── Material for this exercise ──
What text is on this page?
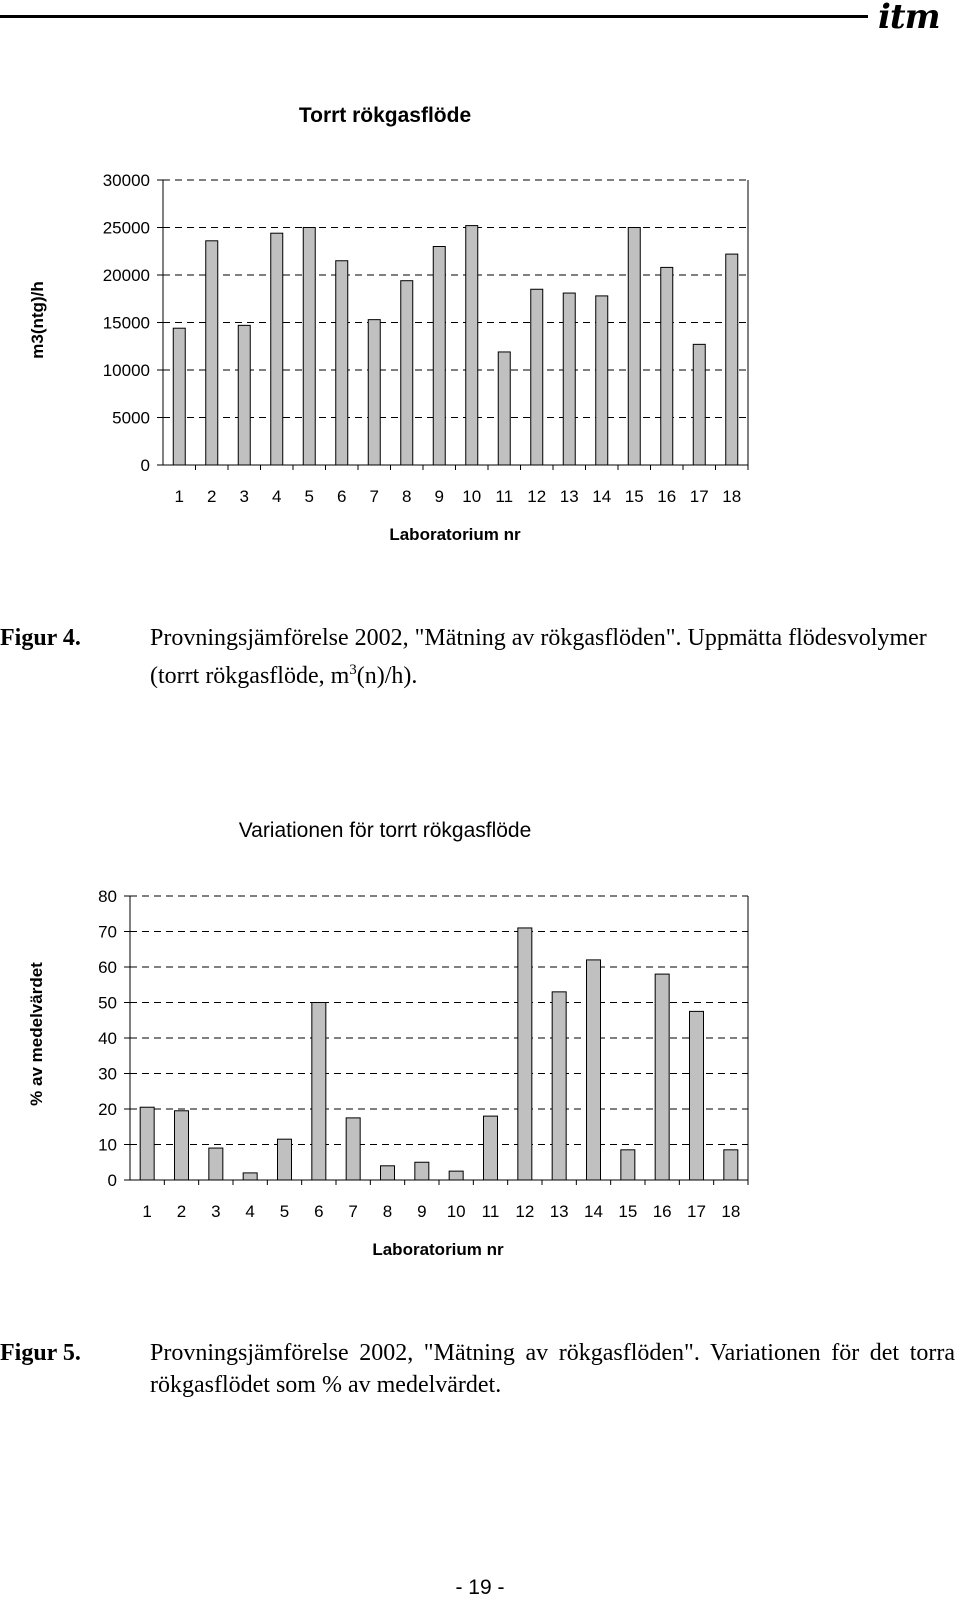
itm
Torrt rökgasflöde
30000
25000
20000
15000
10000
5000
0
1 2 3 4 5 6 7 8 9 10 11 12 13 14 15 16 17 18
Laboratorium nr
m3(ntg)/h
Figur 4.	Provningsjämförelse 2002, "Mätning av rökgasflöden". Uppmätta flödesvolymer (torrt rökgasflöde, $m^3(n)/h$).
Variationen för torrt rökgasflöde
80
70
60
50
40
30
20
10
0
1 2 3 4 5 6 7 8 9 10 11 12 13 14 15 16 17 18
Laboratorium nr
% av medelvärdet
Figur 5.	Provningsjämförelse 2002, "Mätning av rökgasflöden". Variationen för det torra rökgasflödet som % av medelvärdet.
- 19 -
───
● What is being asked:
Write out the listing above again, exactly, but with no pictures in the copy.

● The output:
What text is on this page?
itm
Torrt rökgasflöde
30000
25000
20000
15000
10000
5000
0
1 2 3 4 5 6 7 8 9 10 11 12 13 14 15 16 17 18
Laboratorium nr
m3(ntg)/h
Figur 4.	Provningsjämförelse 2002, "Mätning av rökgasflöden". Uppmätta flödesvolymer (torrt rökgasflöde, $m^3(n)/h$).
Variationen för torrt rökgasflöde
80
70
60
50
40
30
20
10
0
1 2 3 4 5 6 7 8 9 10 11 12 13 14 15 16 17 18
Laboratorium nr
% av medelvärdet
Figur 5.	Provningsjämförelse 2002, "Mätning av rökgasflöden". Variationen för det torra rökgasflödet som % av medelvärdet.
- 19 -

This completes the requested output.